-- Exercise tasks --
• A. Using the passage on exclusive municipal privileges, decide whether each statement agrees with it. Answer yes or no for each, and quote the deciding words. (i) Saginaw Gas Light Co. v. Saginaw was decided by Mr. Justice Brown of this Court. (ii) Wright v. Nagle is cited at 23 How. 436. (iii) The opinion in Grand Rapids Electric Light & Power Co. v. Grand Rapids &c. Co. was delivered by Mr. Justice Brown.
• B. In the passage on exclusive municipal privileges, which cases are cited between "are expressed in" and "See also"? Give each with its citation.
• C. Carry the passage on exclusive municipal privileges forward from its last words.

*** Document segment ***

There were many reasons which urged to this -- reasons which flow
from the nature of the municipal trust, even from the nature of the
legislative trust, and those which, without the clearest intention,
explicitly declared, insistently forbid that the future should be
committed and bound by the conditions of the present time, and
functions delegated for public purposes be paralyzed in their
exercise by the existence of exclusive privileges. The rule, and
the reason for it, are expressed in
Minturn v.
Larue, 23 How. 436;
Wright v. Nagle,
101 U. S. 791;
Ohio v. Cincinnati Gas Light and Coke Co., 18 Ohio St.
262;
Parkhurst v. Salem, 32 P. 304;
Saginaw Gas Light
Co. v. Saginaw, 28 F. 529 (decided by MR. JUSTICE BROWN of
this Court);
Long v. Duluth, 51 N.W. 913.
See also
Grand Rapids Electric Light & Power Co. v. Grand Rapids &c.
Co., 33 F. 659 (opinion delivered by Mr. Justice Jackson at
circuit). As bearing on the rule,
See
also Oregon Railway
& Navigation Co. v. Oregonian Railway, 130
U.S.

*** End of Document segment ***
*** Records shown ***

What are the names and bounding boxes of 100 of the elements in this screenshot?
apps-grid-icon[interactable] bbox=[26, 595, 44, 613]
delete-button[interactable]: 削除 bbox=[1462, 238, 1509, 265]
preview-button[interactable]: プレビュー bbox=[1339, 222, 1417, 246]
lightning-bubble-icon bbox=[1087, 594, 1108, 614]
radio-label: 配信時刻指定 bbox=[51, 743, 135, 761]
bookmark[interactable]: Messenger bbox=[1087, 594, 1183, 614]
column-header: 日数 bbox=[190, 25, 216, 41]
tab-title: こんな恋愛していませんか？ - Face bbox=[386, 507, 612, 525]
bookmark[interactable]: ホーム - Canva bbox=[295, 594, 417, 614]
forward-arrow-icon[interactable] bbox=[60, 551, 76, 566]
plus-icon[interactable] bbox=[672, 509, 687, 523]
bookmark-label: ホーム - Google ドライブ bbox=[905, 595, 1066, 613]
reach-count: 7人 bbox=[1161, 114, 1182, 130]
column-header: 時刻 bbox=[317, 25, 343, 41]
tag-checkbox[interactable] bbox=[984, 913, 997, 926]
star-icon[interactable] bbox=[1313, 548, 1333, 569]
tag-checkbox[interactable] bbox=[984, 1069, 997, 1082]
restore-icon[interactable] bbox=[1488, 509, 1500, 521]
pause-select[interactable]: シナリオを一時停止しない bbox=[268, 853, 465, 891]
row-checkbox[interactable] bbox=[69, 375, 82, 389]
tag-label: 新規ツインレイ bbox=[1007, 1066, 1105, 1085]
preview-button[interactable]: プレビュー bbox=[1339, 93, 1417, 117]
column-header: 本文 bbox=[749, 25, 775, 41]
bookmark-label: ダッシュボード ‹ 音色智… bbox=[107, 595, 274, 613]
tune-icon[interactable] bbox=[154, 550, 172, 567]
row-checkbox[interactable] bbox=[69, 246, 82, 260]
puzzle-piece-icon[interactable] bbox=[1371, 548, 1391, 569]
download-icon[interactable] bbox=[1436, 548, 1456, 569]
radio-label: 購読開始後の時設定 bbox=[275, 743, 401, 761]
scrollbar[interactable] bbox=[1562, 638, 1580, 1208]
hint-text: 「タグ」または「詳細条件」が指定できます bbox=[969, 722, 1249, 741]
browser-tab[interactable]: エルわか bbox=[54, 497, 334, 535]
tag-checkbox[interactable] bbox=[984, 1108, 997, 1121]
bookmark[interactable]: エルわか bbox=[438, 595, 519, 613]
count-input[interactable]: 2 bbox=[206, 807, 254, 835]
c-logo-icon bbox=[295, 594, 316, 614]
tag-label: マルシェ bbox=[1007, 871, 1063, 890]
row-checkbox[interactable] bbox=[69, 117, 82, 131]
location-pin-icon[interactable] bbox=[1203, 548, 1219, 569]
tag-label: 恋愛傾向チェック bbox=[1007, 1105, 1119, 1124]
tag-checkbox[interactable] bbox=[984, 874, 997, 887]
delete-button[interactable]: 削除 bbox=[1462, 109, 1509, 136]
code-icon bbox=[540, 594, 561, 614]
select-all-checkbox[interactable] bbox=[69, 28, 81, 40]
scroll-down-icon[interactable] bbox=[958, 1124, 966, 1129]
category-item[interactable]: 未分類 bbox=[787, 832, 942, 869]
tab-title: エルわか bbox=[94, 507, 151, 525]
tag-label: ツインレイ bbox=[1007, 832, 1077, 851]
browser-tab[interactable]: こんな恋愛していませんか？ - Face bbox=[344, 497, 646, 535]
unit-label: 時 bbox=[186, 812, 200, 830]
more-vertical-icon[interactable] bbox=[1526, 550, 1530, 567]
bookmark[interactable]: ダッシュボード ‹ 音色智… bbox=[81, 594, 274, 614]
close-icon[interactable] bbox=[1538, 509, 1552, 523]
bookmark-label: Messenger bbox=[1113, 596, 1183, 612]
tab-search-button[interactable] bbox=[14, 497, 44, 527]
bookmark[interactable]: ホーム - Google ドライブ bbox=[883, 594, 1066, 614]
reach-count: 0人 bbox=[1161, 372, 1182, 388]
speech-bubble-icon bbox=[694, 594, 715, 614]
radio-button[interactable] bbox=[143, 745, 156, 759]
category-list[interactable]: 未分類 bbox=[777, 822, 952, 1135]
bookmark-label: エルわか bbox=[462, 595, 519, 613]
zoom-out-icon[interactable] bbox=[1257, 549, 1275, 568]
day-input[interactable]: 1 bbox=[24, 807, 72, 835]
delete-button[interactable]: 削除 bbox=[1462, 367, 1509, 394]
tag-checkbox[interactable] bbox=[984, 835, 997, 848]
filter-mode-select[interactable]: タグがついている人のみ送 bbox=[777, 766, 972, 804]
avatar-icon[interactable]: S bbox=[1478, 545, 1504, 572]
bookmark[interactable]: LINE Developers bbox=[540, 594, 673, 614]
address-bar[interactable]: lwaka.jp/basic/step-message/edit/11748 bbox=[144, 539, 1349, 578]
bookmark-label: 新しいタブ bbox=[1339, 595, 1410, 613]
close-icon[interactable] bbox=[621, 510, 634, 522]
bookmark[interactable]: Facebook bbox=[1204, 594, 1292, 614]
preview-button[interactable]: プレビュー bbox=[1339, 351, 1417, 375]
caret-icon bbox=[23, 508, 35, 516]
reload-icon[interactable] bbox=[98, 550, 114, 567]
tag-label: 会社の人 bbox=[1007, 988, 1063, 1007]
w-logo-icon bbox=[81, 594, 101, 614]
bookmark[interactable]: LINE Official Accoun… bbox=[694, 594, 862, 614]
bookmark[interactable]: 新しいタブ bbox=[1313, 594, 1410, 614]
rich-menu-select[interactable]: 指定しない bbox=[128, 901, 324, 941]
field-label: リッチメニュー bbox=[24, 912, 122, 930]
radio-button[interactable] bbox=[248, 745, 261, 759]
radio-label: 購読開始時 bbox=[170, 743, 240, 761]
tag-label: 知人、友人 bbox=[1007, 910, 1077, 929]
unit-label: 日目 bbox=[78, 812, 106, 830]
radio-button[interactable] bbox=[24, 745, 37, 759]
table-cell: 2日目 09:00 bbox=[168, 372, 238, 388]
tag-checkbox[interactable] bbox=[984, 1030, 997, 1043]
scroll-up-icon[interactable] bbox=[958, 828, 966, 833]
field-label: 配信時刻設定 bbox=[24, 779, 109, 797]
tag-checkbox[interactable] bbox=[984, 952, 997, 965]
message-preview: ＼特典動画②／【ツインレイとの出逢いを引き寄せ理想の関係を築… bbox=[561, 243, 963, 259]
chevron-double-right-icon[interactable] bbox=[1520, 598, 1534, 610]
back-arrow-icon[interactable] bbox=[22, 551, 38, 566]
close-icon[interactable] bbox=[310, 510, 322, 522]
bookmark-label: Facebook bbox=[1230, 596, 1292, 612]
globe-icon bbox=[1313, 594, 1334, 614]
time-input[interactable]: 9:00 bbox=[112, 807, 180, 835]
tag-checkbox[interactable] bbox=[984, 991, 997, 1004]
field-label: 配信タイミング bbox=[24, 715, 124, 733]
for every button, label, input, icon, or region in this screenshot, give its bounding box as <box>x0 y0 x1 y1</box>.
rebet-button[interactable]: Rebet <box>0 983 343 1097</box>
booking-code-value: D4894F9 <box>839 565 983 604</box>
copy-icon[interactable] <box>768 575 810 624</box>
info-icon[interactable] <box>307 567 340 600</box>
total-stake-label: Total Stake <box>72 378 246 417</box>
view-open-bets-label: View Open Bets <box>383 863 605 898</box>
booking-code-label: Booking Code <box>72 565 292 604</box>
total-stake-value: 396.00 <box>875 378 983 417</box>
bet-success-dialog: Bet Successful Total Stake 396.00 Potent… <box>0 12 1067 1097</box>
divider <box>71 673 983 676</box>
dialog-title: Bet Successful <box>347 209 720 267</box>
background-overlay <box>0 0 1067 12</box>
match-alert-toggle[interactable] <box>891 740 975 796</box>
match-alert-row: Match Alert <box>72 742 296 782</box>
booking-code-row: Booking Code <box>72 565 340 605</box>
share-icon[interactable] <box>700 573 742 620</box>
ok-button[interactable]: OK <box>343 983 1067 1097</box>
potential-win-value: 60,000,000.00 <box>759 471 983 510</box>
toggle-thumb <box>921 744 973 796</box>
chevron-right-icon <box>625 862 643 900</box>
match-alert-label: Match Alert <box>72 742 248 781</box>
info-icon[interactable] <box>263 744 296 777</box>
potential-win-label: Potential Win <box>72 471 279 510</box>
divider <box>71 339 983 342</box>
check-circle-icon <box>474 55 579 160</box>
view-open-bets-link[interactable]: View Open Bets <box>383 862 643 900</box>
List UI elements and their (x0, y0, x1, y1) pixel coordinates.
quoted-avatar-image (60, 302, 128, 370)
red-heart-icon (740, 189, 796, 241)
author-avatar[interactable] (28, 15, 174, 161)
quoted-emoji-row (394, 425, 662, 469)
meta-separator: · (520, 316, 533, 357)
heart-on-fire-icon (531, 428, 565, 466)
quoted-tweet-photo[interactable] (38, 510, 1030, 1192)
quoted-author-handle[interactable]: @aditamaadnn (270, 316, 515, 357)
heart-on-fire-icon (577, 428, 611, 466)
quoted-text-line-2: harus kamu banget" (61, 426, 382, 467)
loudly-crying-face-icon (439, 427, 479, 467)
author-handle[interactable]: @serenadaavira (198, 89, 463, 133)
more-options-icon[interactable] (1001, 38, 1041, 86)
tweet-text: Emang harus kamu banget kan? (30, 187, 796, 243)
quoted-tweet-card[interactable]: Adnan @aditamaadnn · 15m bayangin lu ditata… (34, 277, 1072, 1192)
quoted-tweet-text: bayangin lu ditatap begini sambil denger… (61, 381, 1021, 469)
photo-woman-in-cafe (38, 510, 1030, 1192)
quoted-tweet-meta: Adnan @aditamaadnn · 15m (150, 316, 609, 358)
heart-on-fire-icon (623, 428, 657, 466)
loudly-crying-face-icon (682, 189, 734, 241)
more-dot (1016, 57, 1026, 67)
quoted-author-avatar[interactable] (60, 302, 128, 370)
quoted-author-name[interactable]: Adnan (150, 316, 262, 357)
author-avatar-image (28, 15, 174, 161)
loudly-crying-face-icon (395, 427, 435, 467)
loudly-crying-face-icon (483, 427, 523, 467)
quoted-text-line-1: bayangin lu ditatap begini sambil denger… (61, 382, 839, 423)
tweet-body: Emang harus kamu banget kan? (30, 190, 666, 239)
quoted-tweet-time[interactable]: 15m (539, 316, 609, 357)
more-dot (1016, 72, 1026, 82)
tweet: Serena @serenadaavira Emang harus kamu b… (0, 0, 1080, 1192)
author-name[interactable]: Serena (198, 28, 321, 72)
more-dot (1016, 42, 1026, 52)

*** End of Records shown ***

-- Results --
• A.
(i) Yes: "decided by MR. JUSTICE BROWN of this Court"
(ii) No: "Wright v. Nagle, 101 U. S. 791"
(iii) No: "opinion delivered by Mr. Justice Jackson at circuit"

• B.
- Minturn v. Larue, 23 How. 436
- Wright v. Nagle, 101 U. S. 791
- Ohio v. Cincinnati Gas Light and Coke Co., 18 Ohio St. 262
- Parkhurst v. Salem, 32 P. 304
- Saginaw Gas Light Co. v. Saginaw, 28 F. 529
- Long v. Duluth, 51 N.W. 913

• C.
Page 171 U. S. 54
1;
Central Transportation Co. v. Pullman Palace Car
Co., 139 U. S. 24.
The power therefore must be granted in express words, or
necessarily to be implied. What does the latter mean? Mr. Justice
Jackson, in
Grand Rapids &c. Power Co. v. Grand Rapids
&c. Co., supra, says
". . . that municipal corporations possess and can exercise only
such powers as are 'granted in
express words, or those
necessarily or fairly implied in, or incident to, the powers
expressly conferred, or those essential to the declared objects and
purposes of the corporation -- not simply convenient, but
indispensable.'"
The italics are his. This would make "necessarily implied" mean
"inevitably implied." The Court of Appeals of the Sixth Circuit, by
Circuit Judge Lurton, adopts Lord Hardwicke's explanation, quoted
by Lord Eldon in
Wilkinson v. Adam, 1 Ves. & B. 466,
that
"a 'necessary implication' means not natural necessity, but so
strong a probability of an intention that one contrary to that
which is imputed to the party using the language cannot be
supposed."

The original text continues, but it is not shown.